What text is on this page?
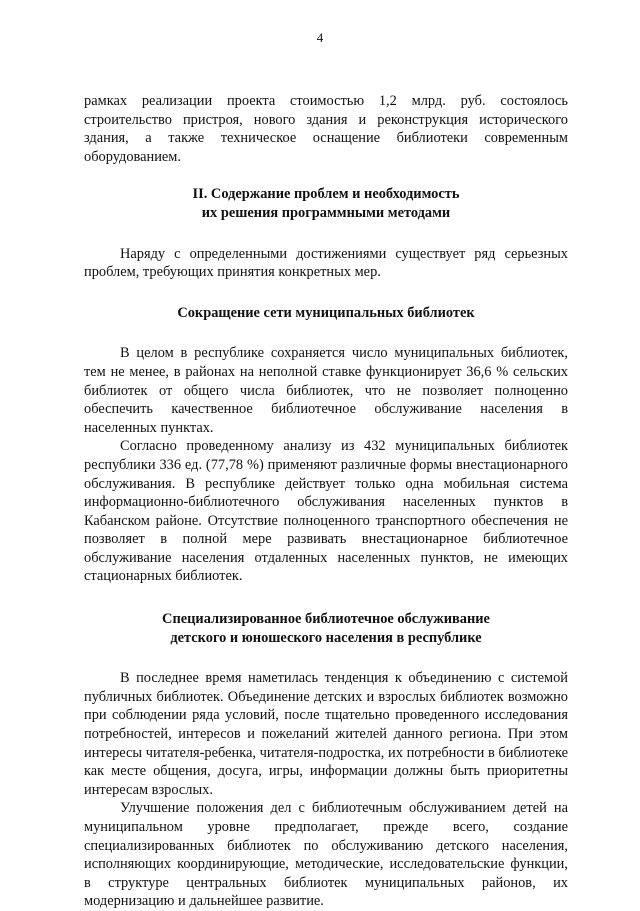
4

рамках реализации проекта стоимостью 1,2 млрд. руб. состоялось строительство пристроя, нового здания и реконструкция исторического здания, а также техническое оснащение библиотеки современным оборудованием.

II. Содержание проблем и необходимость

их решения программными методами

Наряду с определенными достижениями существует ряд серьезных проблем, требующих принятия конкретных мер.

Сокращение сети муниципальных библиотек

В целом в республике сохраняется число муниципальных библиотек, тем не менее, в районах на неполной ставке функционирует 36,6 % сельских библиотек от общего числа библиотек, что не позволяет полноценно обеспечить качественное библиотечное обслуживание населения в населенных пунктах.

Согласно проведенному анализу из 432 муниципальных библиотек республики 336 ед. (77,78 %) применяют различные формы внестационарного обслуживания. В республике действует только одна мобильная система информационно-библиотечного обслуживания населенных пунктов в Кабанском районе. Отсутствие полноценного транспортного обеспечения не позволяет в полной мере развивать внестационарное библиотечное обслуживание населения отдаленных населенных пунктов, не имеющих стационарных библиотек.

Специализированное библиотечное обслуживание

детского и юношеского населения в республике

В последнее время наметилась тенденция к объединению с системой публичных библиотек. Объединение детских и взрослых библиотек возможно при соблюдении ряда условий, после тщательно проведенного исследования потребностей, интересов и пожеланий жителей данного региона. При этом интересы читателя-ребенка, читателя-подростка, их потребности в библиотеке как месте общения, досуга, игры, информации должны быть приоритетны интересам взрослых.

Улучшение положения дел с библиотечным обслуживанием детей на муниципальном уровне предполагает, прежде всего, создание специализированных библиотек по обслуживанию детского населения, исполняющих координирующие, методические, исследовательские функции, в структуре центральных библиотек муниципальных районов, их модернизацию и дальнейшее развитие.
=======
Reproduce each record above by retyping it exactly; omit all images.

Complete response:
What text is on this page?
4

рамках реализации проекта стоимостью 1,2 млрд. руб. состоялось строительство пристроя, нового здания и реконструкция исторического здания, а также техническое оснащение библиотеки современным оборудованием.

II. Содержание проблем и необходимость

их решения программными методами

Наряду с определенными достижениями существует ряд серьезных проблем, требующих принятия конкретных мер.

Сокращение сети муниципальных библиотек

В целом в республике сохраняется число муниципальных библиотек, тем не менее, в районах на неполной ставке функционирует 36,6 % сельских библиотек от общего числа библиотек, что не позволяет полноценно обеспечить качественное библиотечное обслуживание населения в населенных пунктах.

Согласно проведенному анализу из 432 муниципальных библиотек республики 336 ед. (77,78 %) применяют различные формы внестационарного обслуживания. В республике действует только одна мобильная система информационно-библиотечного обслуживания населенных пунктов в Кабанском районе. Отсутствие полноценного транспортного обеспечения не позволяет в полной мере развивать внестационарное библиотечное обслуживание населения отдаленных населенных пунктов, не имеющих стационарных библиотек.

Специализированное библиотечное обслуживание

детского и юношеского населения в республике

В последнее время наметилась тенденция к объединению с системой публичных библиотек. Объединение детских и взрослых библиотек возможно при соблюдении ряда условий, после тщательно проведенного исследования потребностей, интересов и пожеланий жителей данного региона. При этом интересы читателя-ребенка, читателя-подростка, их потребности в библиотеке как месте общения, досуга, игры, информации должны быть приоритетны интересам взрослых.

Улучшение положения дел с библиотечным обслуживанием детей на муниципальном уровне предполагает, прежде всего, создание специализированных библиотек по обслуживанию детского населения, исполняющих координирующие, методические, исследовательские функции, в структуре центральных библиотек муниципальных районов, их модернизацию и дальнейшее развитие.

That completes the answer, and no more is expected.